▶ _Instructions to follow_:
Find the line containing "Extract all readable text from this page." in the entries; transcribe it and all remaining lines through the end, exactly as they appear, but not the pictures.

▶ _Supplied data_:
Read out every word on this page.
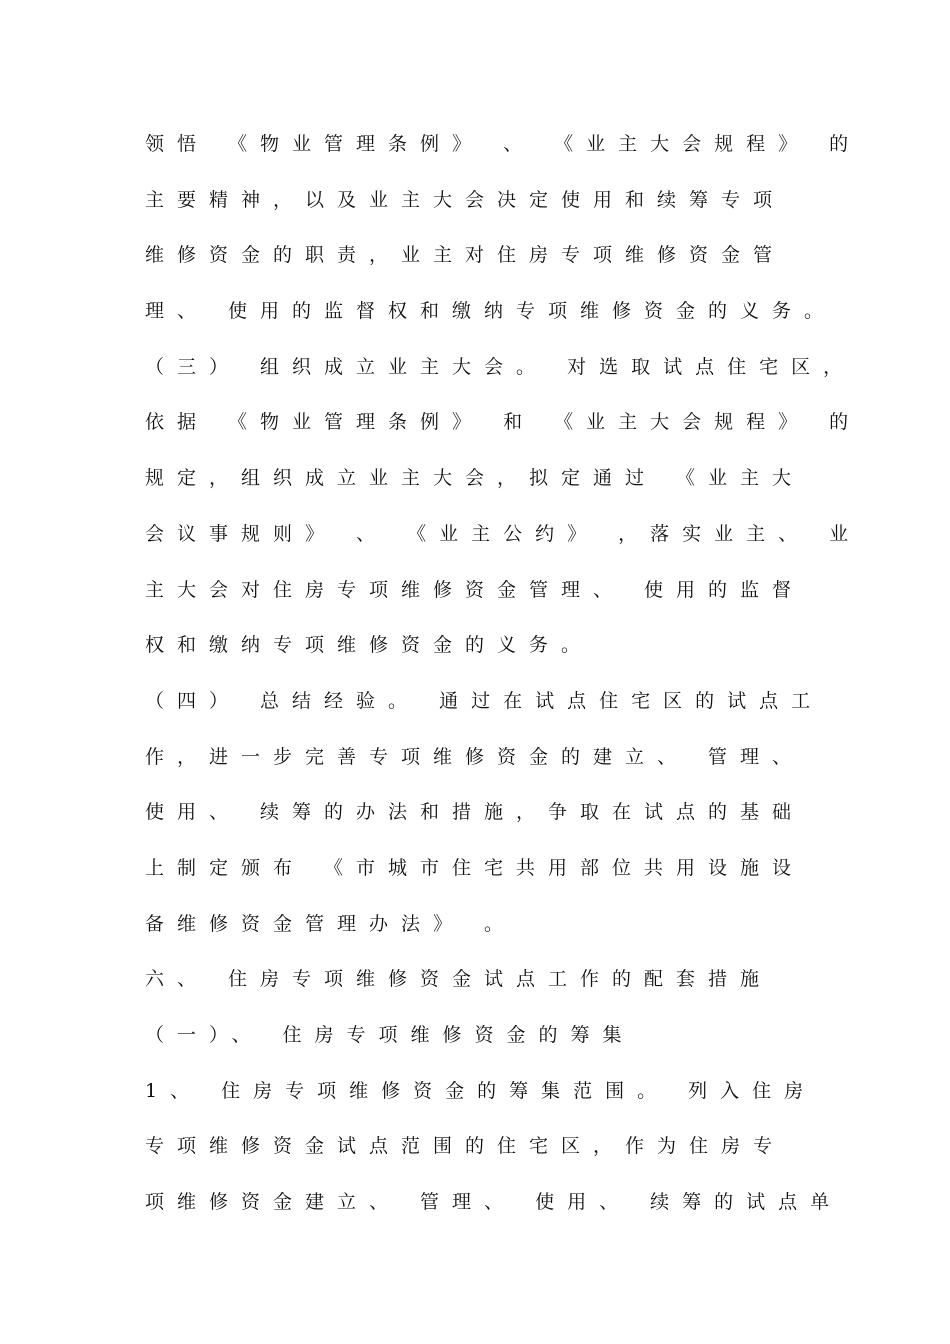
领悟 《物业管理条例》 、 《业主大会规程》 的
主要精神，以及业主大会决定使用和续筹专项
维修资金的职责，业主对住房专项维修资金管
理、 使用的监督权和缴纳专项维修资金的义务。
（三） 组织成立业主大会。 对选取试点住宅区，
依据 《物业管理条例》 和 《业主大会规程》 的
规定，组织成立业主大会，拟定通过 《业主大
会议事规则》 、 《业主公约》 ，落实业主、 业
主大会对住房专项维修资金管理、 使用的监督
权和缴纳专项维修资金的义务。
（四） 总结经验。 通过在试点住宅区的试点工
作，进一步完善专项维修资金的建立、 管理、
使用、 续筹的办法和措施，争取在试点的基础
上制定颁布 《市城市住宅共用部位共用设施设
备维修资金管理办法》 。
六、 住房专项维修资金试点工作的配套措施
（一）、 住房专项维修资金的筹集
1、 住房专项维修资金的筹集范围。 列入住房
专项维修资金试点范围的住宅区，作为住房专
项维修资金建立、 管理、 使用、 续筹的试点单
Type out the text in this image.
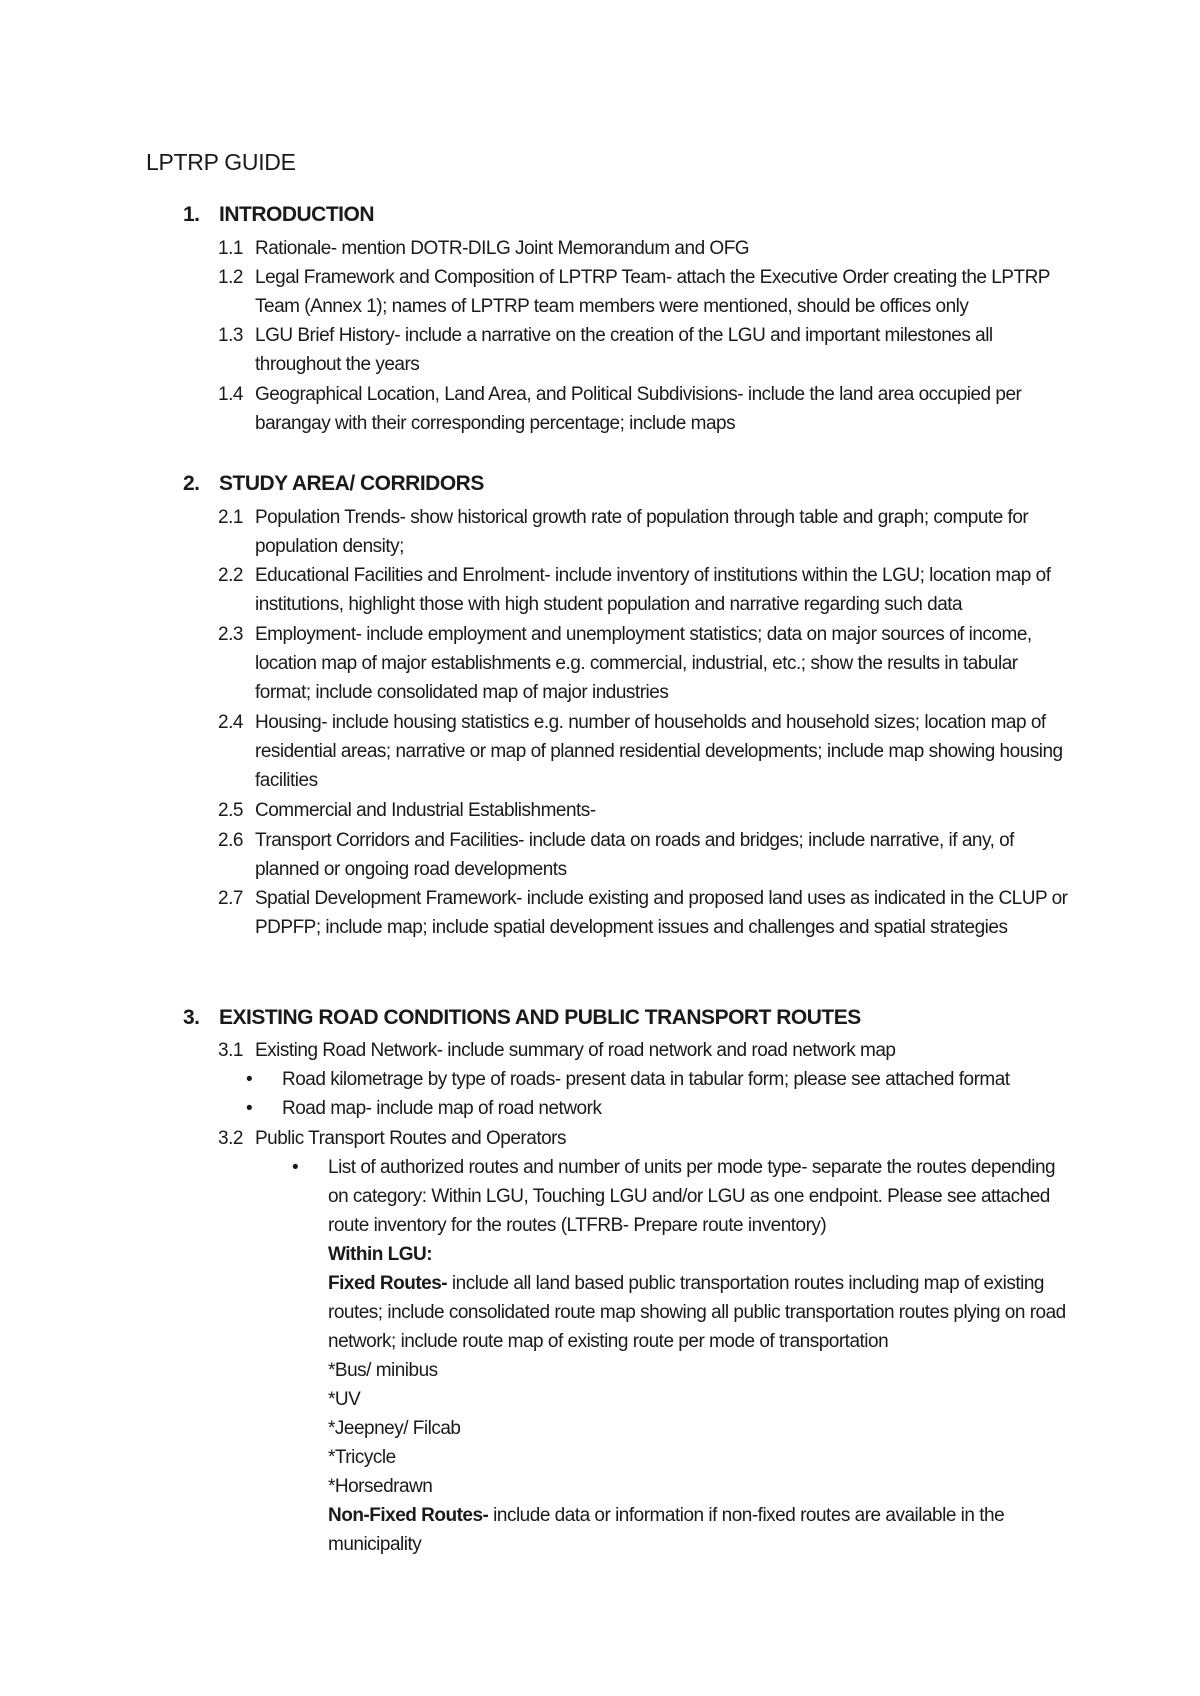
LPTRP GUIDE
1. INTRODUCTION
1.1 Rationale- mention DOTR-DILG Joint Memorandum and OFG
1.2 Legal Framework and Composition of LPTRP Team- attach the Executive Order creating the LPTRP Team (Annex 1); names of LPTRP team members were mentioned, should be offices only
1.3 LGU Brief History- include a narrative on the creation of the LGU and important milestones all throughout the years
1.4 Geographical Location, Land Area, and Political Subdivisions- include the land area occupied per barangay with their corresponding percentage; include maps
2. STUDY AREA/ CORRIDORS
2.1 Population Trends- show historical growth rate of population through table and graph; compute for population density;
2.2 Educational Facilities and Enrolment- include inventory of institutions within the LGU; location map of institutions, highlight those with high student population and narrative regarding such data
2.3 Employment- include employment and unemployment statistics; data on major sources of income, location map of major establishments e.g. commercial, industrial, etc.; show the results in tabular format; include consolidated map of major industries
2.4 Housing- include housing statistics e.g. number of households and household sizes; location map of residential areas; narrative or map of planned residential developments; include map showing housing facilities
2.5 Commercial and Industrial Establishments-
2.6 Transport Corridors and Facilities- include data on roads and bridges; include narrative, if any, of planned or ongoing road developments
2.7 Spatial Development Framework- include existing and proposed land uses as indicated in the CLUP or PDPFP; include map; include spatial development issues and challenges and spatial strategies
3. EXISTING ROAD CONDITIONS AND PUBLIC TRANSPORT ROUTES
3.1 Existing Road Network- include summary of road network and road network map
•	Road kilometrage by type of roads- present data in tabular form; please see attached format
•	Road map- include map of road network
3.2 Public Transport Routes and Operators
• List of authorized routes and number of units per mode type- separate the routes depending on category: Within LGU, Touching LGU and/or LGU as one endpoint. Please see attached route inventory for the routes (LTFRB- Prepare route inventory)

Within LGU:

Fixed Routes- include all land based public transportation routes including map of existing routes; include consolidated route map showing all public transportation routes plying on road network; include route map of existing route per mode of transportation

*Bus/ minibus

*UV

*Jeepney/ Filcab

*Tricycle

*Horsedrawn

Non-Fixed Routes- include data or information if non-fixed routes are available in the municipality
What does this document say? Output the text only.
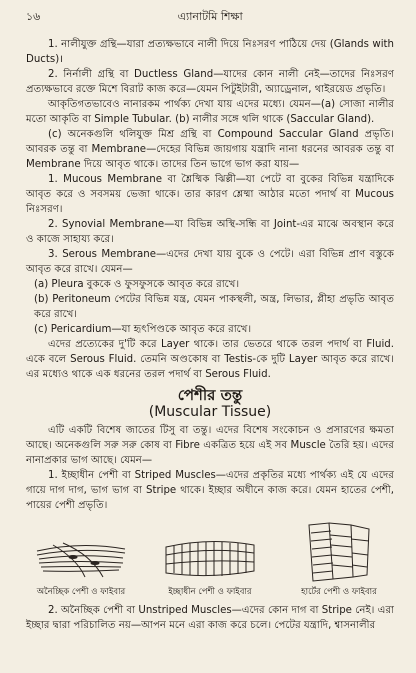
১৬	এ্যানাটমি শিক্ষা

1. নালীযুক্ত গ্রন্থি—যারা প্রত্যক্ষভাবে নালী দিয়ে নিঃসরণ পাঠিয়ে দেয় (Glands with Ducts)।

2. নির্নালী গ্রন্থি বা Ductless Gland—যাদের কোন নালী নেই—তাদের নিঃসরণ প্রত্যক্ষভাবে রক্তে মিশে বিরাট কাজ করে—যেমন পিটুইটারী, অ্যাড্রেনাল, থাইরয়েড প্রভৃতি।

আকৃতিগতভাবেও নানারকম পার্থক্য দেখা যায় এদের মধ্যে। যেমন—(a) সোজা নালীর মতো আকৃতি বা Simple Tubular. (b) নালীর সঙ্গে থলি থাকে (Saccular Gland).

(c) অনেকগুলি থলিযুক্ত মিশ্র গ্রন্থি বা Compound Saccular Gland প্রভৃতি। আবরক তন্তু বা Membrane—দেহের বিভিন্ন জায়গায় যন্ত্রাদি নানা ধরনের আবরক তন্তু বা Membrane দিয়ে আবৃত থাকে। তাদের তিন ভাগে ভাগ করা যায়—

1. Mucous Membrane বা শ্লৈষ্মিক ঝিল্লী—যা পেটে বা বুকের বিভিন্ন যন্ত্রাদিকে আবৃত করে ও সবসময় ভেজা থাকে। তার কারণ শ্লেষ্মা আঠার মতো পদার্থ বা Mucous নিঃসরণ।

2. Synovial Membrane—যা বিভিন্ন অস্থি-সন্ধি বা Joint-এর মাঝে অবস্থান করে ও কাজে সাহায্য করে।

3. Serous Membrane—এদের দেখা যায় বুকে ও পেটে। এরা বিভিন্ন প্রাণ বস্তুকে আবৃত করে রাখে। যেমন—

(a) Pleura বুককে ও ফুসফুসকে আবৃত করে রাখে।

(b) Peritoneum পেটের বিভিন্ন যন্ত্র, যেমন পাকস্থলী, অন্ত্র, লিভার, প্লীহা প্রভৃতি আবৃত করে রাখে।

(c) Pericardium—যা হৃৎপিণ্ডকে আবৃত করে রাখে।

এদের প্রত্যেকের দু'টি করে Layer থাকে। তার ভেতরে থাকে তরল পদার্থ বা Fluid. একে বলে Serous Fluid. তেমনি অণ্ডকোষ বা Testis-কে দুটি Layer আবৃত করে রাখে। এর মধ্যেও থাকে এক ধরনের তরল পদার্থ বা Serous Fluid.

পেশীর তন্তু
(Muscular Tissue)

এটি একটি বিশেষ জাতের টিসু বা তন্তু। এদের বিশেষ সংকোচন ও প্রসারণের ক্ষমতা আছে। অনেকগুলি সরু সরু কোষ বা Fibre একত্রিত হয়ে এই সব Muscle তৈরি হয়। এদের নানাপ্রকার ভাগ আছে। যেমন—

1. ইচ্ছাধীন পেশী বা Striped Muscles—এদের প্রকৃতির মধ্যে পার্থক্য এই যে এদের গায়ে দাগ দাগ, ভাগ ভাগ বা Stripe থাকে। ইচ্ছার অধীনে কাজ করে। যেমন হাতের পেশী, পায়ের পেশী প্রভৃতি।

অনৈচ্ছিক পেশী ও ফাইবার	ইচ্ছাধীন পেশী ও ফাইবার	হার্টের পেশী ও ফাইবার

2. অনৈচ্ছিক পেশী বা Unstriped Muscles—এদের কোন দাগ বা Stripe নেই। এরা ইচ্ছার দ্বারা পরিচালিত নয়—আপন মনে এরা কাজ করে চলে। পেটের যন্ত্রাদি, শ্বাসনালীর
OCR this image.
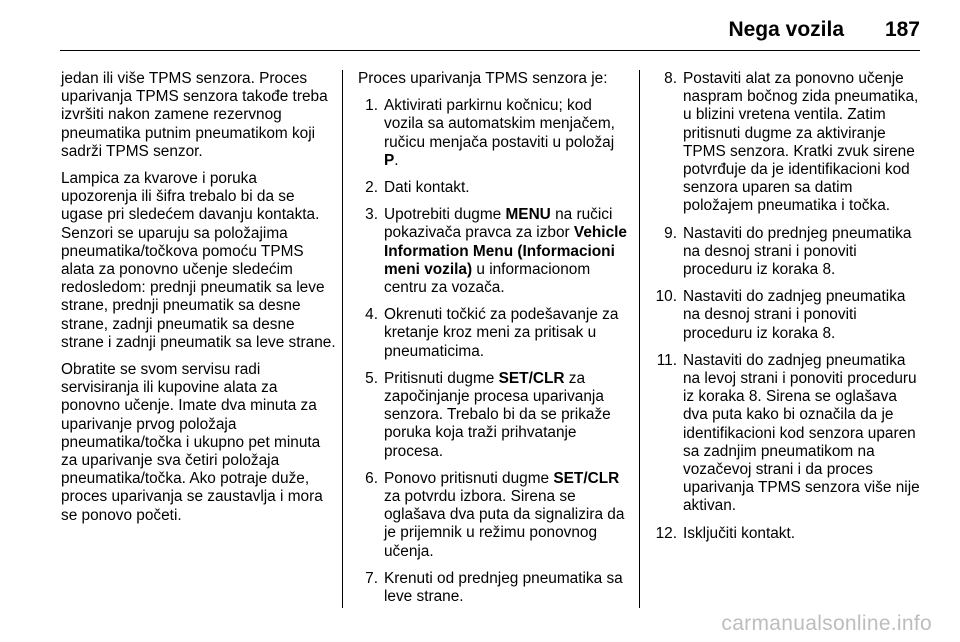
Nega vozila 187

jedan ili više TPMS senzora. Proces uparivanja TPMS senzora takođe treba izvršiti nakon zamene rezervnog pneumatika putnim pneumatikom koji sadrži TPMS senzor.

Lampica za kvarove i poruka upozorenja ili šifra trebalo bi da se ugase pri sledećem davanju kontakta. Senzori se uparuju sa položajima pneumatika/točkova pomoću TPMS alata za ponovno učenje sledećim redosledom: prednji pneumatik sa leve strane, prednji pneumatik sa desne strane, zadnji pneumatik sa desne strane i zadnji pneumatik sa leve strane.

Obratite se svom servisu radi servisiranja ili kupovine alata za ponovno učenje. Imate dva minuta za uparivanje prvog položaja pneumatika/točka i ukupno pet minuta za uparivanje sva četiri položaja pneumatika/točka. Ako potraje duže, proces uparivanja se zaustavlja i mora se ponovo početi.

Proces uparivanja TPMS senzora je:

1. Aktivirati parkirnu kočnicu; kod vozila sa automatskim menjačem, ručicu menjača postaviti u položaj P.
2. Dati kontakt.
3. Upotrebiti dugme MENU na ručici pokazivača pravca za izbor Vehicle Information Menu (Informacioni meni vozila) u informacionom centru za vozača.
4. Okrenuti točkić za podešavanje za kretanje kroz meni za pritisak u pneumaticima.
5. Pritisnuti dugme SET/CLR za započinjanje procesa uparivanja senzora. Trebalo bi da se prikaže poruka koja traži prihvatanje procesa.
6. Ponovo pritisnuti dugme SET/CLR za potvrdu izbora. Sirena se oglašava dva puta da signalizira da je prijemnik u režimu ponovnog učenja.
7. Krenuti od prednjeg pneumatika sa leve strane.
8. Postaviti alat za ponovno učenje naspram bočnog zida pneumatika, u blizini vretena ventila. Zatim pritisnuti dugme za aktiviranje TPMS senzora. Kratki zvuk sirene potvrđuje da je identifikacioni kod senzora uparen sa datim položajem pneumatika i točka.
9. Nastaviti do prednjeg pneumatika na desnoj strani i ponoviti proceduru iz koraka 8.
10. Nastaviti do zadnjeg pneumatika na desnoj strani i ponoviti proceduru iz koraka 8.
11. Nastaviti do zadnjeg pneumatika na levoj strani i ponoviti proceduru iz koraka 8. Sirena se oglašava dva puta kako bi označila da je identifikacioni kod senzora uparen sa zadnjim pneumatikom na vozačevoj strani i da proces uparivanja TPMS senzora više nije aktivan.
12. Isključiti kontakt.
carmanualsonline.info
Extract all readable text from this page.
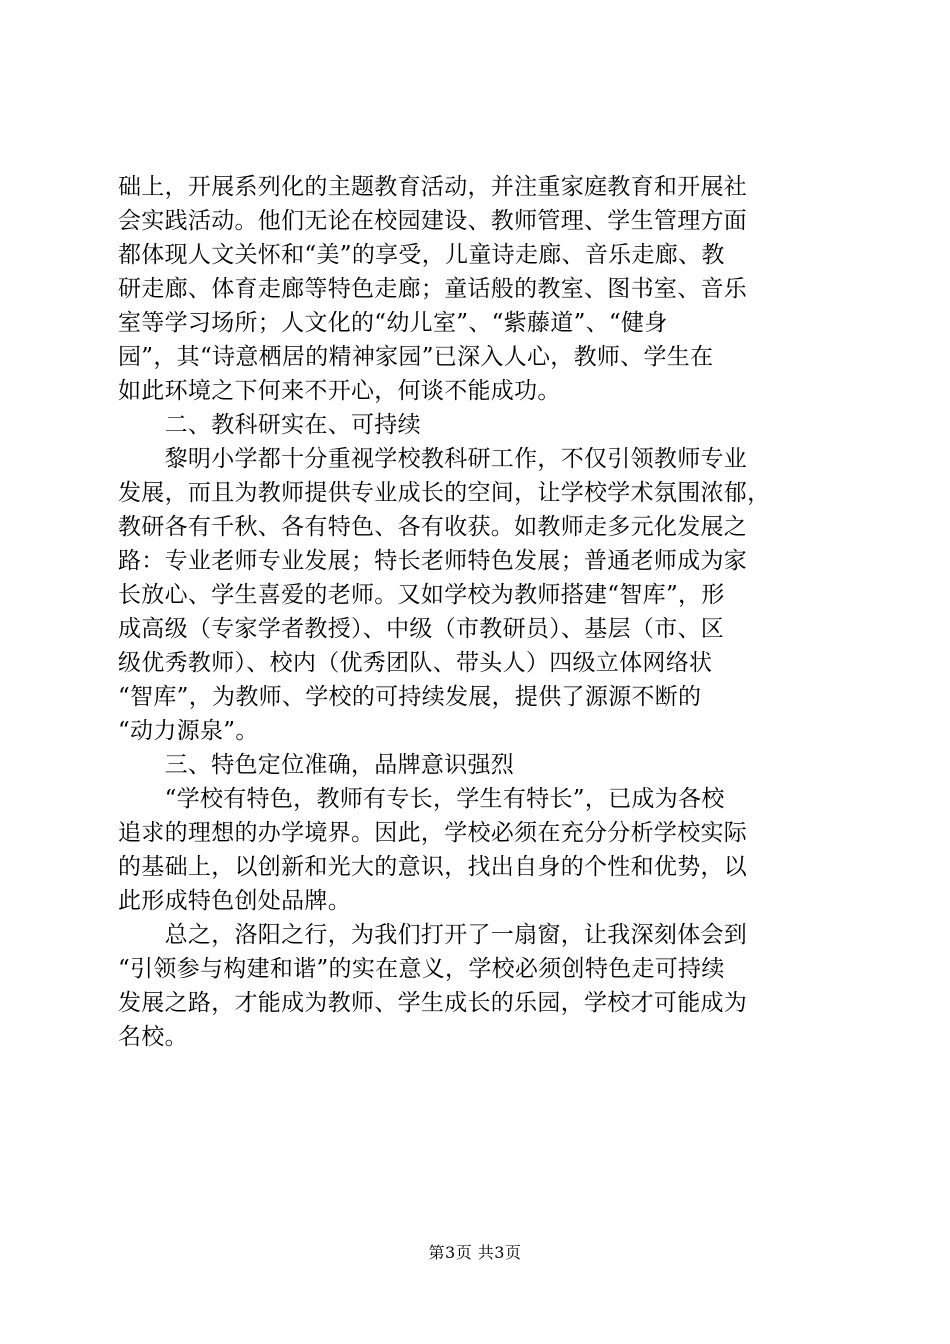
础上，开展系列化的主题教育活动，并注重家庭教育和开展社
会实践活动。他们无论在校园建设、教师管理、学生管理方面
都体现人文关怀和“美”的享受，儿童诗走廊、音乐走廊、教
研走廊、体育走廊等特色走廊；童话般的教室、图书室、音乐
室等学习场所；人文化的“幼儿室”、“紫藤道”、“健身
园”，其“诗意栖居的精神家园”已深入人心，教师、学生在
如此环境之下何来不开心，何谈不能成功。
　　二、教科研实在、可持续
　　黎明小学都十分重视学校教科研工作，不仅引领教师专业
发展，而且为教师提供专业成长的空间，让学校学术氛围浓郁，
教研各有千秋、各有特色、各有收获。如教师走多元化发展之
路：专业老师专业发展；特长老师特色发展；普通老师成为家
长放心、学生喜爱的老师。又如学校为教师搭建“智库”，形
成高级（专家学者教授）、中级（市教研员）、基层（市、区
级优秀教师）、校内（优秀团队、带头人）四级立体网络状
“智库”，为教师、学校的可持续发展，提供了源源不断的
“动力源泉”。
　　三、特色定位准确，品牌意识强烈
　　“学校有特色，教师有专长，学生有特长”，已成为各校
追求的理想的办学境界。因此，学校必须在充分分析学校实际
的基础上，以创新和光大的意识，找出自身的个性和优势，以
此形成特色创处品牌。
　　总之，洛阳之行，为我们打开了一扇窗，让我深刻体会到
“引领参与构建和谐”的实在意义，学校必须创特色走可持续
发展之路，才能成为教师、学生成长的乐园，学校才可能成为
名校。
第3页 共3页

▶ _Answer below_:
Extract all readable text from this page.
础上，开展系列化的主题教育活动，并注重家庭教育和开展社
会实践活动。他们无论在校园建设、教师管理、学生管理方面
都体现人文关怀和“美”的享受，儿童诗走廊、音乐走廊、教
研走廊、体育走廊等特色走廊；童话般的教室、图书室、音乐
室等学习场所；人文化的“幼儿室”、“紫藤道”、“健身
园”，其“诗意栖居的精神家园”已深入人心，教师、学生在
如此环境之下何来不开心，何谈不能成功。
　　二、教科研实在、可持续
　　黎明小学都十分重视学校教科研工作，不仅引领教师专业
发展，而且为教师提供专业成长的空间，让学校学术氛围浓郁，
教研各有千秋、各有特色、各有收获。如教师走多元化发展之
路：专业老师专业发展；特长老师特色发展；普通老师成为家
长放心、学生喜爱的老师。又如学校为教师搭建“智库”，形
成高级（专家学者教授）、中级（市教研员）、基层（市、区
级优秀教师）、校内（优秀团队、带头人）四级立体网络状
“智库”，为教师、学校的可持续发展，提供了源源不断的
“动力源泉”。
　　三、特色定位准确，品牌意识强烈
　　“学校有特色，教师有专长，学生有特长”，已成为各校
追求的理想的办学境界。因此，学校必须在充分分析学校实际
的基础上，以创新和光大的意识，找出自身的个性和优势，以
此形成特色创处品牌。
　　总之，洛阳之行，为我们打开了一扇窗，让我深刻体会到
“引领参与构建和谐”的实在意义，学校必须创特色走可持续
发展之路，才能成为教师、学生成长的乐园，学校才可能成为
名校。
第3页 共3页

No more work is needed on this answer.